TASK GOAL -
Pick out all lines of the entries that include the word "godet" and copy them.

RECORDS -
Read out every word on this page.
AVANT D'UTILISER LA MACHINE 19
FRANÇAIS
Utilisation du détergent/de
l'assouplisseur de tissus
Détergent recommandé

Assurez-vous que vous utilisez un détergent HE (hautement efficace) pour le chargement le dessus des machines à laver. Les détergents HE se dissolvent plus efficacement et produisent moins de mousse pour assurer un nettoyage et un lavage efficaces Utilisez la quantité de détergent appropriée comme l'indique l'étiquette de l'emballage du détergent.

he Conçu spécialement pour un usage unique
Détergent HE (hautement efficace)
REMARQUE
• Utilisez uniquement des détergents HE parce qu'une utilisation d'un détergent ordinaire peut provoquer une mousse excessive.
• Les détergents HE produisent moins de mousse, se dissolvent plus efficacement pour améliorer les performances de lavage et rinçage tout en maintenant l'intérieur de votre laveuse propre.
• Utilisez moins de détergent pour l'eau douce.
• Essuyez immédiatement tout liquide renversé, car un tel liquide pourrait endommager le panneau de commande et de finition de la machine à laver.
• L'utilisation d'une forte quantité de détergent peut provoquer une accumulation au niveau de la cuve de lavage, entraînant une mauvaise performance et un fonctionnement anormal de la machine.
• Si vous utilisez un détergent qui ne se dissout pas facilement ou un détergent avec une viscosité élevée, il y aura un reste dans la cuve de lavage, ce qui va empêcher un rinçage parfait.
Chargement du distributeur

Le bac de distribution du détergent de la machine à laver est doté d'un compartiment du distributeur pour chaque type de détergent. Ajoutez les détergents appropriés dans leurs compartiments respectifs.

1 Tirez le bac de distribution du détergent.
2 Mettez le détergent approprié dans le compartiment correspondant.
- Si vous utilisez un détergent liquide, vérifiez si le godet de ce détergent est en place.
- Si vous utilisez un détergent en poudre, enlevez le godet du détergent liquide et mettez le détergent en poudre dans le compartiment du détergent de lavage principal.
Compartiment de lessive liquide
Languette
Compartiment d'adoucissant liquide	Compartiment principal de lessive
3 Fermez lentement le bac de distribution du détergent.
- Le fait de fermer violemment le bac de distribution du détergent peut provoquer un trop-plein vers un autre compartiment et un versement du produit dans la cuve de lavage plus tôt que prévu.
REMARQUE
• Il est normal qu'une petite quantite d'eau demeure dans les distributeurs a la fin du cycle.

THE COMPLETED TASK -
- Si vous utilisez un détergent liquide, vérifiez si le godet de ce détergent est en place.
- Si vous utilisez un détergent en poudre, enlevez le godet du détergent liquide et mettez le détergent en poudre dans le compartiment du détergent de lavage principal.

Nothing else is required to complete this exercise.